> [Challenge] Pick out the lines below that include the string "psig".

Structured figure records:
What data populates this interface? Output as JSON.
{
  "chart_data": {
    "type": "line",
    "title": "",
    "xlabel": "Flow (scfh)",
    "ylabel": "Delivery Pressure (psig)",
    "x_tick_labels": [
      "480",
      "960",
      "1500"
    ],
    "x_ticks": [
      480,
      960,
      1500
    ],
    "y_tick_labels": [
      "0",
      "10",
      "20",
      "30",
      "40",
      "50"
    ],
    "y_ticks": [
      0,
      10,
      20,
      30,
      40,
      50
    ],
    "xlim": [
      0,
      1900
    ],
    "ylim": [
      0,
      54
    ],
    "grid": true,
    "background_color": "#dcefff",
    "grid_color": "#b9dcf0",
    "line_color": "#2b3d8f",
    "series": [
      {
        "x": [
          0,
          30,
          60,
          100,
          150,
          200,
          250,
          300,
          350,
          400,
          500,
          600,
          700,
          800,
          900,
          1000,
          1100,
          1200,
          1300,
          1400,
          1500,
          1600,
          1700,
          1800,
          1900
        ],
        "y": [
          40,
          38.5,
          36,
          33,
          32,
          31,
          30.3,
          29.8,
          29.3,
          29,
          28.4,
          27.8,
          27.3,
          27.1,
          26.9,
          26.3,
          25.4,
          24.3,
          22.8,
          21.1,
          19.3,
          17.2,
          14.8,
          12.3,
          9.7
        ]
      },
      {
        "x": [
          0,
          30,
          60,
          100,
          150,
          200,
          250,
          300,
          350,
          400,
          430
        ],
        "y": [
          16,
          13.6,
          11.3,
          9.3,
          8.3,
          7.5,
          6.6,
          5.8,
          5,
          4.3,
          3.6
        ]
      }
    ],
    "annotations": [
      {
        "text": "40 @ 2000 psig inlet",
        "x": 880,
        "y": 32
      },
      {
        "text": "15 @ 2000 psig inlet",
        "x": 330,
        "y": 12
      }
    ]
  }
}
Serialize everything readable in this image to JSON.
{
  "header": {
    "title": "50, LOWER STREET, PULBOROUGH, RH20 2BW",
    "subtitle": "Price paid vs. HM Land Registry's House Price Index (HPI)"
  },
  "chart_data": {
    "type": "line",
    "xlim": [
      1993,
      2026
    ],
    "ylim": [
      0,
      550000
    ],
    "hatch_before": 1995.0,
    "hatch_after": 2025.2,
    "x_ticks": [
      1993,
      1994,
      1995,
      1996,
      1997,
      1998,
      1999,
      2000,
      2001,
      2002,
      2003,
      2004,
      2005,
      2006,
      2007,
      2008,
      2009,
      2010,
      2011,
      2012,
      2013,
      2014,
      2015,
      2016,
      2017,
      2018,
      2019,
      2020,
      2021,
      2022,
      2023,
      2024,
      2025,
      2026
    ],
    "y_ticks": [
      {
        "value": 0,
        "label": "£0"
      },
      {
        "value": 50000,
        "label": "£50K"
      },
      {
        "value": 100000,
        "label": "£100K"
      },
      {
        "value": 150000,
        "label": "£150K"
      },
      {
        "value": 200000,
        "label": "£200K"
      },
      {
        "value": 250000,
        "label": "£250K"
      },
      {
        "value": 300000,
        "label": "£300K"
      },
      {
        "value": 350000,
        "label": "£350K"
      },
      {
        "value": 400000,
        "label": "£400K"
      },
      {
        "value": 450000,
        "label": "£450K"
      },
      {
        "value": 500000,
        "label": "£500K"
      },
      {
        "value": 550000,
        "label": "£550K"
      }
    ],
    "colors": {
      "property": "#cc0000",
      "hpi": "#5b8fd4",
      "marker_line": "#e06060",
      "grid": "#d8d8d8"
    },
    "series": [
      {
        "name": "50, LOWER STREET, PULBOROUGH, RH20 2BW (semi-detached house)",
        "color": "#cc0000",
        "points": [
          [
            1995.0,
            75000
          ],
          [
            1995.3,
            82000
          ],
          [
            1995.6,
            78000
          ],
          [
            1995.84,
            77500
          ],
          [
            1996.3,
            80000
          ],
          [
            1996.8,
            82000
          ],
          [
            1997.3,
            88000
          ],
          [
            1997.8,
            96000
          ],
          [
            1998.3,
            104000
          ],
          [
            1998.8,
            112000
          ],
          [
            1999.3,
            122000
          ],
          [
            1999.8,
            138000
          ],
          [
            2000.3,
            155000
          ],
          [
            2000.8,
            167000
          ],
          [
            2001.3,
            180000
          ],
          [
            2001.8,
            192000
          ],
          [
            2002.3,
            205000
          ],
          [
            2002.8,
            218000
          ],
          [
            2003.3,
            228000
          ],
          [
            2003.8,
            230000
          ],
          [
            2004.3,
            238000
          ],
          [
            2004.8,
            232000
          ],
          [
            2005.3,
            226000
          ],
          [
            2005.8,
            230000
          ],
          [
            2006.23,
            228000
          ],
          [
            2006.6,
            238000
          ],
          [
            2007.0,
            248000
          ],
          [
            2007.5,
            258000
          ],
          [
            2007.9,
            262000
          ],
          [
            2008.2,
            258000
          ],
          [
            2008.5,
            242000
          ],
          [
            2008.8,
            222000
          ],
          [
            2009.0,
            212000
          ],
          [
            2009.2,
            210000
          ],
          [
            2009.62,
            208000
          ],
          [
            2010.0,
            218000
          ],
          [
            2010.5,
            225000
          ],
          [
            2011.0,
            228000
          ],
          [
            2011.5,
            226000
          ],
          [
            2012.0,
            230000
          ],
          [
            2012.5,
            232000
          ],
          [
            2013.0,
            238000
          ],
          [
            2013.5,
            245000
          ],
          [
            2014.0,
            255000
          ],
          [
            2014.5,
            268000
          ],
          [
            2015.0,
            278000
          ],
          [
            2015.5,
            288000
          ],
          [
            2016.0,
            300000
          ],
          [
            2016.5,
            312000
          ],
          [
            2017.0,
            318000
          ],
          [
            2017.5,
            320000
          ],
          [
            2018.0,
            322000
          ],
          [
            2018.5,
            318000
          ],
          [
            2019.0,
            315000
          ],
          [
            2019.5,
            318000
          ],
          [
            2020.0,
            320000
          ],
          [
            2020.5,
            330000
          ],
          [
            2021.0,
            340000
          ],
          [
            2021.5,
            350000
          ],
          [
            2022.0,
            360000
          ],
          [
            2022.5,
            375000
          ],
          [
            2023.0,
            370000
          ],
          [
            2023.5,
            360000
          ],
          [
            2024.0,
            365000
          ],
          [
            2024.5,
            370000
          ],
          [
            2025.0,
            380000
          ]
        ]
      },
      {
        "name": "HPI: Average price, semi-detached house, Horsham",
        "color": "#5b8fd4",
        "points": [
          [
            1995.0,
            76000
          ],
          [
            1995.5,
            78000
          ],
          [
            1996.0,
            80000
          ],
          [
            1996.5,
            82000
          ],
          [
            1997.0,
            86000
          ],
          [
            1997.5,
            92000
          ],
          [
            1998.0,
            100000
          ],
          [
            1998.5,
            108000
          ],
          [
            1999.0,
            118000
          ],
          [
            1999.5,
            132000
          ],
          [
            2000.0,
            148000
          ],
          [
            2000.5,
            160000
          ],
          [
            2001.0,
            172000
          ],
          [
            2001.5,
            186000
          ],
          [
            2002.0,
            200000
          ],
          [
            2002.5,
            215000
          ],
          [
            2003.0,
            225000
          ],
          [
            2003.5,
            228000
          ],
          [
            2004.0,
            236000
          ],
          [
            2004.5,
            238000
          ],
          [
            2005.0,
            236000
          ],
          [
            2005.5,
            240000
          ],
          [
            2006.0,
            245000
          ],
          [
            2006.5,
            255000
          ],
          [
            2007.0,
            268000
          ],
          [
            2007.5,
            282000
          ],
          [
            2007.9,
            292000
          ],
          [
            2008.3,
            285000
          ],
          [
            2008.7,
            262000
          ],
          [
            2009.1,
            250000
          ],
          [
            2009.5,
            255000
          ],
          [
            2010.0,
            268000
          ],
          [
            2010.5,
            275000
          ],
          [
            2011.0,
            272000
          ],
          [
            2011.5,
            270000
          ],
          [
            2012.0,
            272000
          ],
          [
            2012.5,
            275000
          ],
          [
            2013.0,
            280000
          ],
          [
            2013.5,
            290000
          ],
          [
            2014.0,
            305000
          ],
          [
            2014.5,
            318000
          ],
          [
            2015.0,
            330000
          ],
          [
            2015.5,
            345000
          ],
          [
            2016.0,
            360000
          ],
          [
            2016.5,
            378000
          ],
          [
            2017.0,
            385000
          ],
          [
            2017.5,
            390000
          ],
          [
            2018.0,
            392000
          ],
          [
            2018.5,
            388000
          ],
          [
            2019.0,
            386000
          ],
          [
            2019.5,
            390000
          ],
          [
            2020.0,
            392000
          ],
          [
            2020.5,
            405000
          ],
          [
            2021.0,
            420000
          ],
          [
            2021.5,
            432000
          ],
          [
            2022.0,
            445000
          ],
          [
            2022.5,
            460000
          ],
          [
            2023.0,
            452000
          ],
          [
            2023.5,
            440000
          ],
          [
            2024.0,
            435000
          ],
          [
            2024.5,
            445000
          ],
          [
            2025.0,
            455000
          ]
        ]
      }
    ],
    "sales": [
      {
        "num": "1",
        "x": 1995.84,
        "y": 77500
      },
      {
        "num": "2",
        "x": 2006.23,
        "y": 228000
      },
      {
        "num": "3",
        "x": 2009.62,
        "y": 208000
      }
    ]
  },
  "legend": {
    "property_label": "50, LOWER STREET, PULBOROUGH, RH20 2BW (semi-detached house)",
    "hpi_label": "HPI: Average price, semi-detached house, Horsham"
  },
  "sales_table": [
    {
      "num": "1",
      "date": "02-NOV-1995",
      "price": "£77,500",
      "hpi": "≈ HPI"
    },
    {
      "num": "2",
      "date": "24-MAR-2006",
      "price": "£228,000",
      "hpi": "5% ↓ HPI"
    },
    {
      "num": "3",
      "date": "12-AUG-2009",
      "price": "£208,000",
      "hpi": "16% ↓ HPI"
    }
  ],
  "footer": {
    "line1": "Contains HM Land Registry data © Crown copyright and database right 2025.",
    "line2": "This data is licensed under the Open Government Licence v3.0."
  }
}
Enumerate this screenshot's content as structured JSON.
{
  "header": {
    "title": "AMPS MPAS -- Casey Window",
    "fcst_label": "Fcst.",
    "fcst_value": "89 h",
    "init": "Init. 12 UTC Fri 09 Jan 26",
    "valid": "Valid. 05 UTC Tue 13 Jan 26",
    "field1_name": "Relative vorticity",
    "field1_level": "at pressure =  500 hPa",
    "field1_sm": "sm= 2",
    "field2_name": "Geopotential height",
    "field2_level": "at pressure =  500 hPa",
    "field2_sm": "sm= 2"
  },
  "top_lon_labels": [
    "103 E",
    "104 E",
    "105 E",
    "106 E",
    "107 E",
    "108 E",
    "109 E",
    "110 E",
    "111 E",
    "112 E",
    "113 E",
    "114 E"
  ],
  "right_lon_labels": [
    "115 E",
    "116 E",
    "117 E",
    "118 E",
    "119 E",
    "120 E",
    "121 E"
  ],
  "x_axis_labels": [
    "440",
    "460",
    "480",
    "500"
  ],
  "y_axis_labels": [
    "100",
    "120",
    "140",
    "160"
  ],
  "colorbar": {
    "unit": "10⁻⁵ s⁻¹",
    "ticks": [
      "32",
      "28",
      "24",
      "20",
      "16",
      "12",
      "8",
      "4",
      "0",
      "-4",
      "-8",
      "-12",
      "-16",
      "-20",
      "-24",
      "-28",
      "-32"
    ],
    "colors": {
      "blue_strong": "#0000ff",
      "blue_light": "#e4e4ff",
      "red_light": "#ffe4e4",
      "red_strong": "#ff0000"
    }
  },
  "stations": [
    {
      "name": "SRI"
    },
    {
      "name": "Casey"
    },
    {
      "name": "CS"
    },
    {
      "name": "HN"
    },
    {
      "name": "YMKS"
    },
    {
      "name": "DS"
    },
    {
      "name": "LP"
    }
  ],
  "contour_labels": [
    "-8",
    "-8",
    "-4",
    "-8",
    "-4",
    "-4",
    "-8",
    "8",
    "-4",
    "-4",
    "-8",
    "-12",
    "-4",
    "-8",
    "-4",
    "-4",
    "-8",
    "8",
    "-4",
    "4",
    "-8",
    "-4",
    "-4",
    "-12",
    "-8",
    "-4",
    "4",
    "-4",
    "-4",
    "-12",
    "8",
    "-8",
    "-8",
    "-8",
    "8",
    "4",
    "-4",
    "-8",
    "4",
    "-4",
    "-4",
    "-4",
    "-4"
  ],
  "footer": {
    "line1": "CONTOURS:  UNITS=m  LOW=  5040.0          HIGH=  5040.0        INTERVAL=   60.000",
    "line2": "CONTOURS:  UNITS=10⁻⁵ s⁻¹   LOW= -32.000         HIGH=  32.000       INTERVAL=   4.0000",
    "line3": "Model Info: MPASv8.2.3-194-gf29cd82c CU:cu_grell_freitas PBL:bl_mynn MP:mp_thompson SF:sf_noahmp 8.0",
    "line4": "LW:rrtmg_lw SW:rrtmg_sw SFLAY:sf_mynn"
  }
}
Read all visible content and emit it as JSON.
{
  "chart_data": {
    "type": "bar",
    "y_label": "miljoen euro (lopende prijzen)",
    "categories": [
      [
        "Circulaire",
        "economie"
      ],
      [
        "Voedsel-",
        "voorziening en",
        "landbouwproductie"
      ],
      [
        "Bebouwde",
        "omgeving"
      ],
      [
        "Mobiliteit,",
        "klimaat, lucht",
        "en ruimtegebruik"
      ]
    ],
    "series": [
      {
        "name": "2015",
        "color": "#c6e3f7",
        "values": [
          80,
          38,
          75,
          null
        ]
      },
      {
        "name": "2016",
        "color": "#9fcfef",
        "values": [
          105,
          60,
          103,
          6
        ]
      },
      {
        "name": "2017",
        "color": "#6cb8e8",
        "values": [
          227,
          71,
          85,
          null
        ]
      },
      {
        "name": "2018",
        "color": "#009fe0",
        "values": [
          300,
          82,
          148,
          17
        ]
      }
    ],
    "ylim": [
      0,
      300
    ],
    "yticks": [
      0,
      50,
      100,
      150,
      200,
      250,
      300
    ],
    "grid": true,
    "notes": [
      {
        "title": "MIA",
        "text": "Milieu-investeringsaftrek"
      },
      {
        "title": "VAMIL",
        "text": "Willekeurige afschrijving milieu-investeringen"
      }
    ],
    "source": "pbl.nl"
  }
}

> [Solved problem]
    "ylabel": "Delivery Pressure (psig)",
        "text": "40 @ 2000 psig inlet",
        "text": "15 @ 2000 psig inlet",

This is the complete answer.